▸ What this task involves
Go through the material below and copy each line where the word "with" appears.

━━ Records to use

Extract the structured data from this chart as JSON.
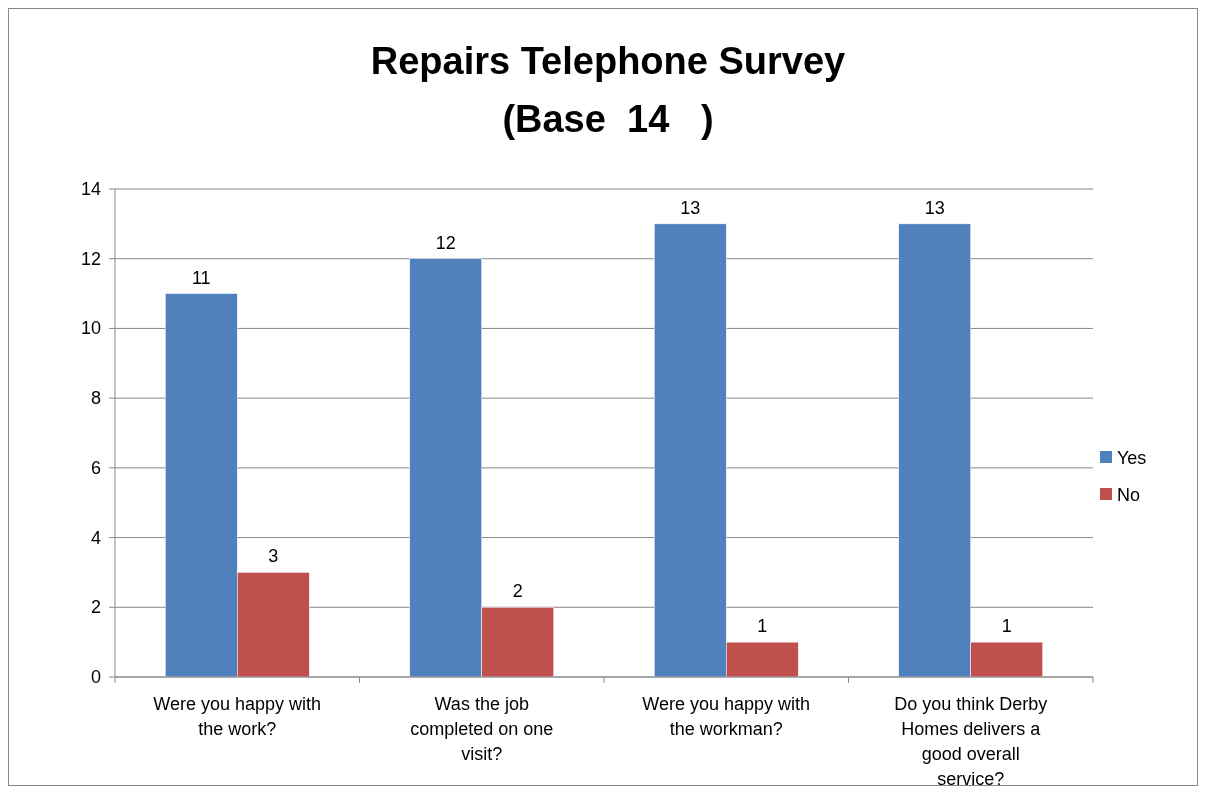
{
  "chart_data": {
    "type": "bar",
    "title": "Repairs Telephone Survey",
    "subtitle": "(Base  14   )",
    "categories": [
      "Were you happy with the work?",
      "Was the job completed on one visit?",
      "Were you happy with the workman?",
      "Do you think Derby Homes delivers a good overall service?"
    ],
    "series": [
      {
        "name": "Yes",
        "color": "#4f81bd",
        "values": [
          11,
          12,
          13,
          13
        ]
      },
      {
        "name": "No",
        "color": "#c0504d",
        "values": [
          3,
          2,
          1,
          1
        ]
      }
    ],
    "ylim": [
      0,
      14
    ],
    "yticks": [
      0,
      2,
      4,
      6,
      8,
      10,
      12,
      14
    ],
    "grid": "y",
    "legend": "right",
    "data_labels": true
  }
}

━━━━

▸ Task output
      "Were you happy with the work?",
      "Were you happy with the workman?",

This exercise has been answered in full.